What you have to do: List each line of the data that holds the string "label", please.

[A run of records]
--------------------------------

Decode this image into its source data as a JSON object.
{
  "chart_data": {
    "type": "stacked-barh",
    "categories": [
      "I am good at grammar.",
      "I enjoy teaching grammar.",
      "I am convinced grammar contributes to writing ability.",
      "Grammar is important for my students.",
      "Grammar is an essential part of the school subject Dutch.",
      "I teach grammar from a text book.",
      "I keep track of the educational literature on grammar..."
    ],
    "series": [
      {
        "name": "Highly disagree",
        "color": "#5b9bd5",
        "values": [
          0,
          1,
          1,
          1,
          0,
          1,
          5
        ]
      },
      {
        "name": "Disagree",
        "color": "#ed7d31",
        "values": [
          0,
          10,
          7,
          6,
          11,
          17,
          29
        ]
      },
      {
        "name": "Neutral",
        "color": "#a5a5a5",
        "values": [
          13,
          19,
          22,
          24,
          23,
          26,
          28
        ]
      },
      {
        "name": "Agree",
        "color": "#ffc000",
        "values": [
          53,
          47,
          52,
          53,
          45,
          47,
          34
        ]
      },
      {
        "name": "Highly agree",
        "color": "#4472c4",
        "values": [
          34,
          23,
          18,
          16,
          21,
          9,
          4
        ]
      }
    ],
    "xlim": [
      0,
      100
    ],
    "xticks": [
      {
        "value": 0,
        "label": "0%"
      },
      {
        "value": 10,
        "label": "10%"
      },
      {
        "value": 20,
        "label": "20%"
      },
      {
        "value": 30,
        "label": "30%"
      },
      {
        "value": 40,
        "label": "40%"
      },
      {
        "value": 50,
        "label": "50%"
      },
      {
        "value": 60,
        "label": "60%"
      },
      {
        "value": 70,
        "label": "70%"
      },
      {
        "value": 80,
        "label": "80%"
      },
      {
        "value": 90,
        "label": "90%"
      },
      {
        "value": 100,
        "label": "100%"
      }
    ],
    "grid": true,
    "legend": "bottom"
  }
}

--------------------------------

Written reply:
        "label": "0%"
        "label": "10%"
        "label": "20%"
        "label": "30%"
        "label": "40%"
        "label": "50%"
        "label": "60%"
        "label": "70%"
        "label": "80%"
        "label": "90%"
        "label": "100%"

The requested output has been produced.